**Task to complete**
The data below should be printed in full, exactly, and without any of its images.

** start of Input rows **

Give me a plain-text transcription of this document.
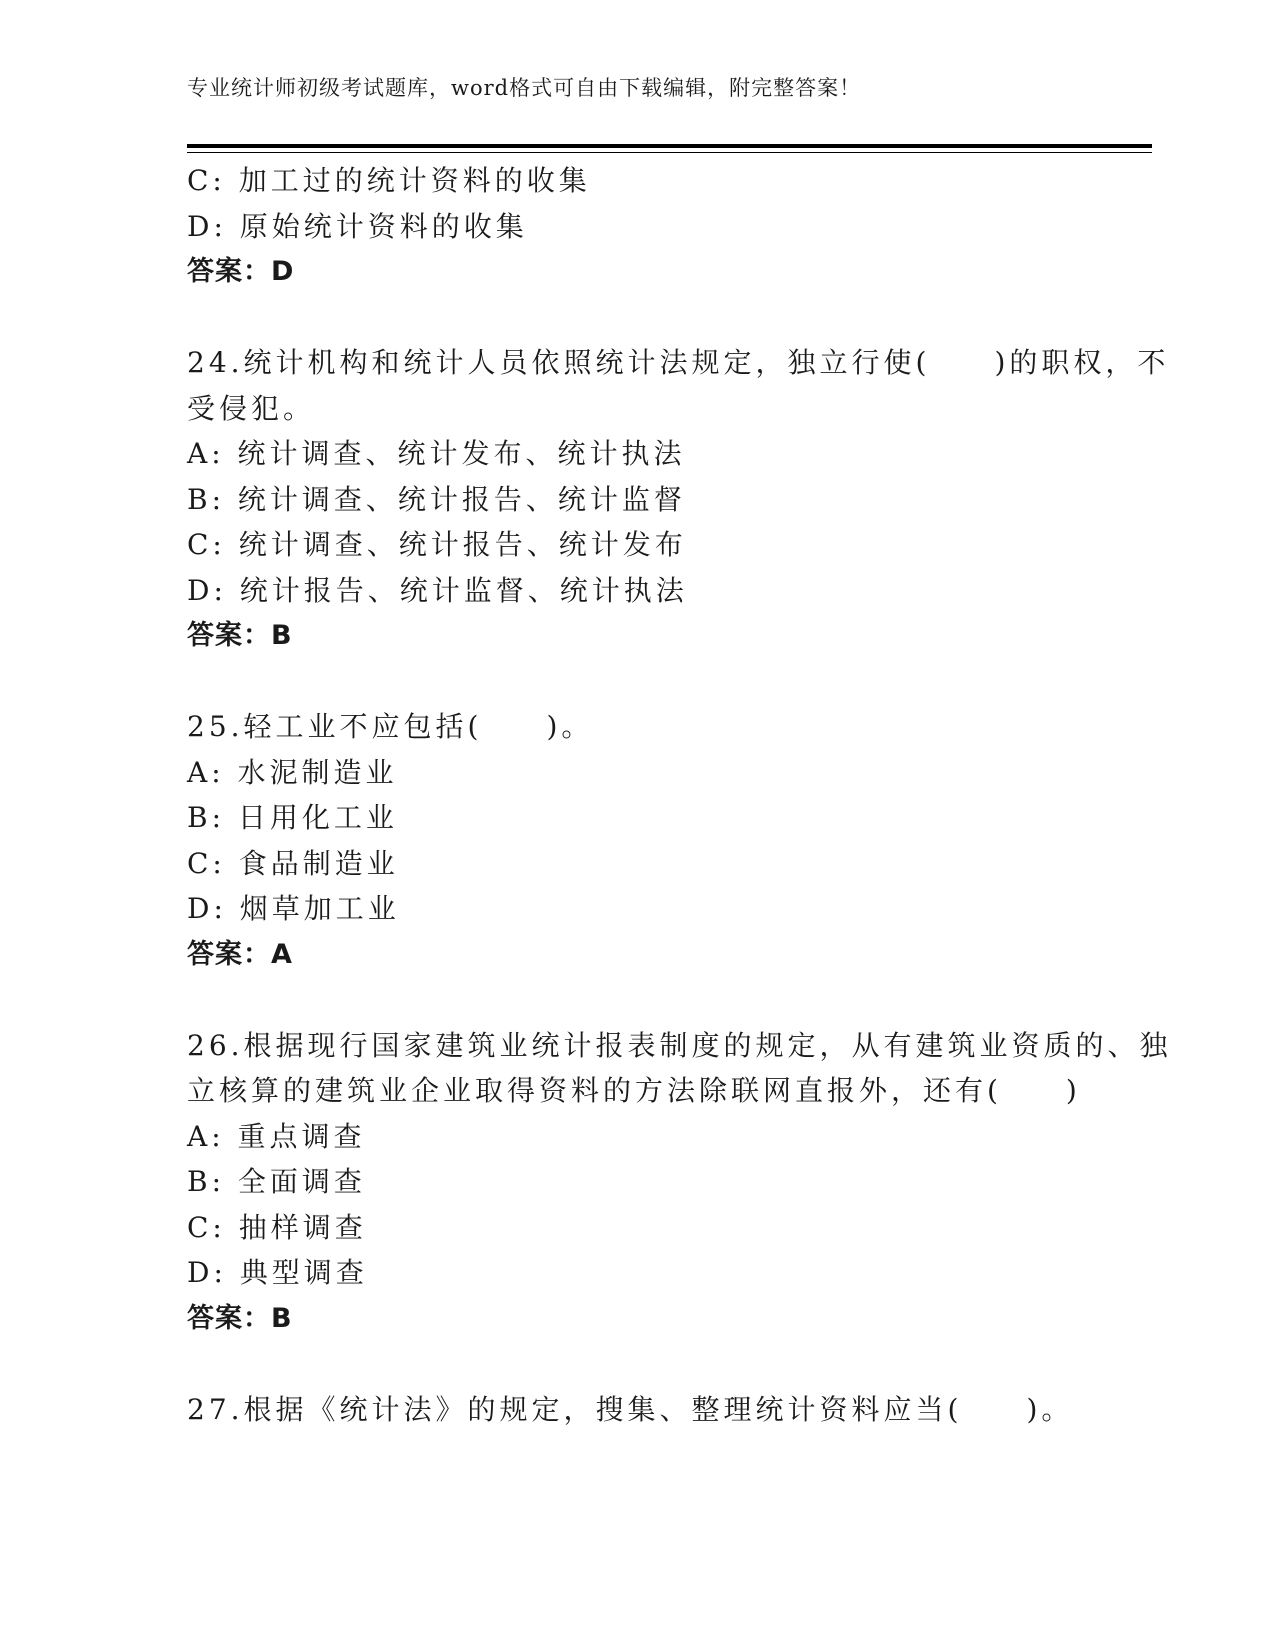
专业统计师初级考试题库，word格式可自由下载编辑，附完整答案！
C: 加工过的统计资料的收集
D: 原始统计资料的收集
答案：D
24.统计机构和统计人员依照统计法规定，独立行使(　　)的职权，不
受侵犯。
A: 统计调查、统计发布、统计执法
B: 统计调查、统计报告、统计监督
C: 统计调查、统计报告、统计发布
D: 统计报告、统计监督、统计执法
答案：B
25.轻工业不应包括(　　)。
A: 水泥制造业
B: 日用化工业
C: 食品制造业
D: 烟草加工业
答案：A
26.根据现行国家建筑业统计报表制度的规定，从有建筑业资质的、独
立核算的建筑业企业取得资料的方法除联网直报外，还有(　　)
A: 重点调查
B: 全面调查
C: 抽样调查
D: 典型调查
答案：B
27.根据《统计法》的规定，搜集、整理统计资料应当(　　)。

** end of Input rows **

**Task result**
Give me a plain-text transcription of this document.
专业统计师初级考试题库，word格式可自由下载编辑，附完整答案！
C: 加工过的统计资料的收集
D: 原始统计资料的收集
答案：D
24.统计机构和统计人员依照统计法规定，独立行使(　　)的职权，不
受侵犯。
A: 统计调查、统计发布、统计执法
B: 统计调查、统计报告、统计监督
C: 统计调查、统计报告、统计发布
D: 统计报告、统计监督、统计执法
答案：B
25.轻工业不应包括(　　)。
A: 水泥制造业
B: 日用化工业
C: 食品制造业
D: 烟草加工业
答案：A
26.根据现行国家建筑业统计报表制度的规定，从有建筑业资质的、独
立核算的建筑业企业取得资料的方法除联网直报外，还有(　　)
A: 重点调查
B: 全面调查
C: 抽样调查
D: 典型调查
答案：B
27.根据《统计法》的规定，搜集、整理统计资料应当(　　)。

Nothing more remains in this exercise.